• [Rows from a dataset]

══════════════════════════════

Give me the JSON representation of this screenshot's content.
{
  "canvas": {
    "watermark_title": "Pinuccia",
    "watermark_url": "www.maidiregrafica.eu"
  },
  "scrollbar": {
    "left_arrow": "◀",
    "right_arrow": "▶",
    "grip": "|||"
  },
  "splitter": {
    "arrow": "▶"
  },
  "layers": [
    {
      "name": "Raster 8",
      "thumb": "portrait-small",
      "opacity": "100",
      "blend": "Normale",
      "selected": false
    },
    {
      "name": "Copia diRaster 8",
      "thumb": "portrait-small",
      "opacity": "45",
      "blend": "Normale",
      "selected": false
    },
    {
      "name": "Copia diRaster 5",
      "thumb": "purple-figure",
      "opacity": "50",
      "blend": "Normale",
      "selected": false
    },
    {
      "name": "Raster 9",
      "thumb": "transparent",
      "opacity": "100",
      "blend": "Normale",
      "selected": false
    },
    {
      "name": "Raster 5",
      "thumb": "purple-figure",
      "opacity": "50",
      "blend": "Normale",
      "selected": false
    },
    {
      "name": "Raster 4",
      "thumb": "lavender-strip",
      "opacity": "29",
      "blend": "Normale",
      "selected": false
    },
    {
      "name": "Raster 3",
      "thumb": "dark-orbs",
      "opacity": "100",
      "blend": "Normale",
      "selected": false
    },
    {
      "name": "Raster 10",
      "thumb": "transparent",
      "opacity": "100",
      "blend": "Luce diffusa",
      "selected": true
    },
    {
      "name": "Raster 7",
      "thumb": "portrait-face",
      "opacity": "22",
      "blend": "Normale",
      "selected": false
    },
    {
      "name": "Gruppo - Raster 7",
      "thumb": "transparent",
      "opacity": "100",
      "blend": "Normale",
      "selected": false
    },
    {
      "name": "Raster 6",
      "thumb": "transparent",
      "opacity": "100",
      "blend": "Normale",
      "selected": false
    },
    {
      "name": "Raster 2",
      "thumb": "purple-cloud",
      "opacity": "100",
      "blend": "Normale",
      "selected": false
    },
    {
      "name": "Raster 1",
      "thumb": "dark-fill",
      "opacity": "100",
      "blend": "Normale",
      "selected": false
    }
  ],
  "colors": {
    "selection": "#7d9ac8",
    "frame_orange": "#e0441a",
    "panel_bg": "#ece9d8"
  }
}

══════════════════════════════

• [Your goal] For each line of the listing that holds the word "Copia", show that line.

• [Task output]
      "name": "Copia diRaster 8",
      "name": "Copia diRaster 5",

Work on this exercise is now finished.